» Requirement:
Copy all the entries below exactly, but not the pictures.
##############################
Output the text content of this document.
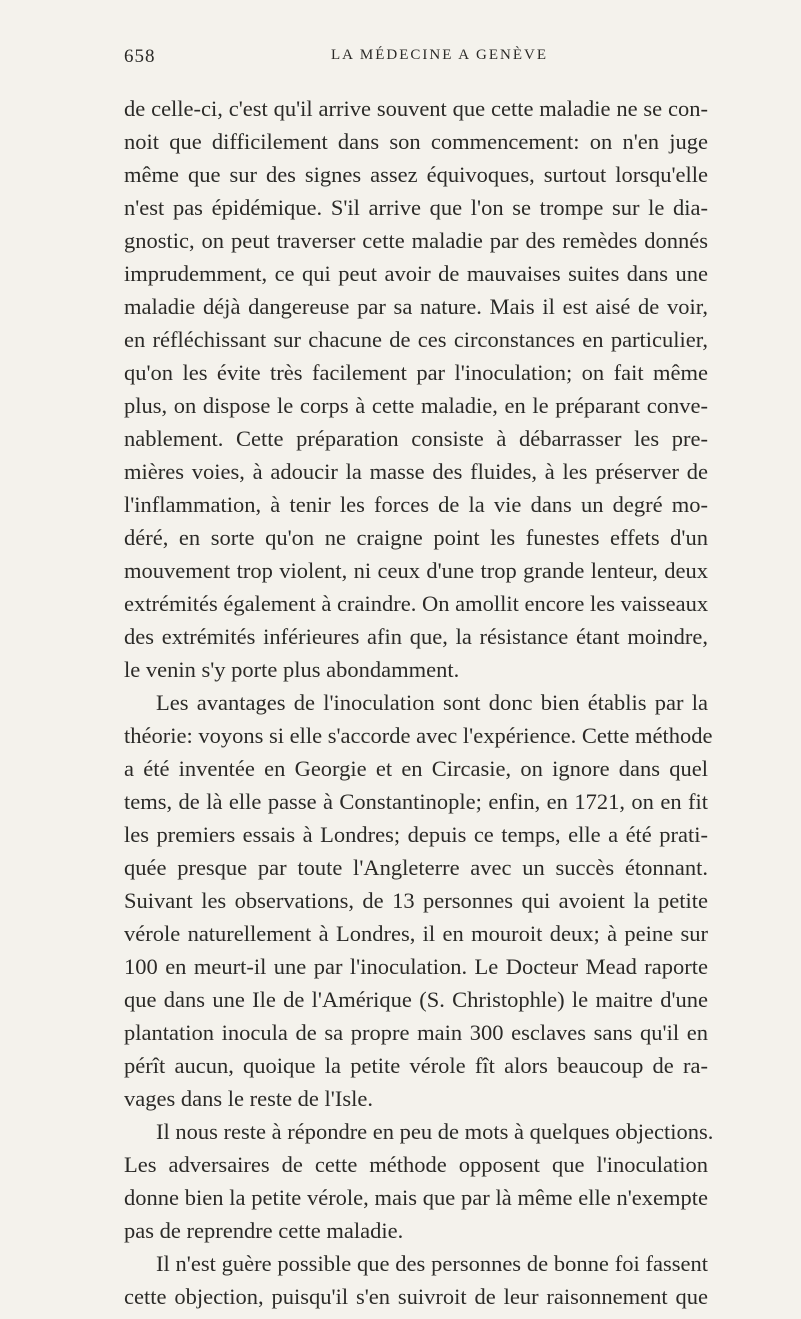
658	LA MÉDECINE A GENÈVE
de celle-ci, c'est qu'il arrive souvent que cette maladie ne se con-
noit que difficilement dans son commencement: on n'en juge
même que sur des signes assez équivoques, surtout lorsqu'elle
n'est pas épidémique. S'il arrive que l'on se trompe sur le dia-
gnostic, on peut traverser cette maladie par des remèdes donnés
imprudemment, ce qui peut avoir de mauvaises suites dans une
maladie déjà dangereuse par sa nature. Mais il est aisé de voir,
en réfléchissant sur chacune de ces circonstances en particulier,
qu'on les évite très facilement par l'inoculation; on fait même
plus, on dispose le corps à cette maladie, en le préparant conve-
nablement. Cette préparation consiste à débarrasser les pre-
mières voies, à adoucir la masse des fluides, à les préserver de
l'inflammation, à tenir les forces de la vie dans un degré mo-
déré, en sorte qu'on ne craigne point les funestes effets d'un
mouvement trop violent, ni ceux d'une trop grande lenteur, deux
extrémités également à craindre. On amollit encore les vaisseaux
des extrémités inférieures afin que, la résistance étant moindre,
le venin s'y porte plus abondamment.
Les avantages de l'inoculation sont donc bien établis par la
théorie: voyons si elle s'accorde avec l'expérience. Cette méthode
a été inventée en Georgie et en Circasie, on ignore dans quel
tems, de là elle passe à Constantinople; enfin, en 1721, on en fit
les premiers essais à Londres; depuis ce temps, elle a été prati-
quée presque par toute l'Angleterre avec un succès étonnant.
Suivant les observations, de 13 personnes qui avoient la petite
vérole naturellement à Londres, il en mouroit deux; à peine sur
100 en meurt-il une par l'inoculation. Le Docteur Mead raporte
que dans une Ile de l'Amérique (S. Christophle) le maitre d'une
plantation inocula de sa propre main 300 esclaves sans qu'il en
pérît aucun, quoique la petite vérole fît alors beaucoup de ra-
vages dans le reste de l'Isle.
Il nous reste à répondre en peu de mots à quelques objections.
Les adversaires de cette méthode opposent que l'inoculation
donne bien la petite vérole, mais que par là même elle n'exempte
pas de reprendre cette maladie.
Il n'est guère possible que des personnes de bonne foi fassent
cette objection, puisqu'il s'en suivroit de leur raisonnement que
##############################
» Output:
Output the text content of this document.
658	LA MÉDECINE A GENÈVE
de celle-ci, c'est qu'il arrive souvent que cette maladie ne se con-
noit que difficilement dans son commencement: on n'en juge
même que sur des signes assez équivoques, surtout lorsqu'elle
n'est pas épidémique. S'il arrive que l'on se trompe sur le dia-
gnostic, on peut traverser cette maladie par des remèdes donnés
imprudemment, ce qui peut avoir de mauvaises suites dans une
maladie déjà dangereuse par sa nature. Mais il est aisé de voir,
en réfléchissant sur chacune de ces circonstances en particulier,
qu'on les évite très facilement par l'inoculation; on fait même
plus, on dispose le corps à cette maladie, en le préparant conve-
nablement. Cette préparation consiste à débarrasser les pre-
mières voies, à adoucir la masse des fluides, à les préserver de
l'inflammation, à tenir les forces de la vie dans un degré mo-
déré, en sorte qu'on ne craigne point les funestes effets d'un
mouvement trop violent, ni ceux d'une trop grande lenteur, deux
extrémités également à craindre. On amollit encore les vaisseaux
des extrémités inférieures afin que, la résistance étant moindre,
le venin s'y porte plus abondamment.
Les avantages de l'inoculation sont donc bien établis par la
théorie: voyons si elle s'accorde avec l'expérience. Cette méthode
a été inventée en Georgie et en Circasie, on ignore dans quel
tems, de là elle passe à Constantinople; enfin, en 1721, on en fit
les premiers essais à Londres; depuis ce temps, elle a été prati-
quée presque par toute l'Angleterre avec un succès étonnant.
Suivant les observations, de 13 personnes qui avoient la petite
vérole naturellement à Londres, il en mouroit deux; à peine sur
100 en meurt-il une par l'inoculation. Le Docteur Mead raporte
que dans une Ile de l'Amérique (S. Christophle) le maitre d'une
plantation inocula de sa propre main 300 esclaves sans qu'il en
pérît aucun, quoique la petite vérole fît alors beaucoup de ra-
vages dans le reste de l'Isle.
Il nous reste à répondre en peu de mots à quelques objections.
Les adversaires de cette méthode opposent que l'inoculation
donne bien la petite vérole, mais que par là même elle n'exempte
pas de reprendre cette maladie.
Il n'est guère possible que des personnes de bonne foi fassent
cette objection, puisqu'il s'en suivroit de leur raisonnement que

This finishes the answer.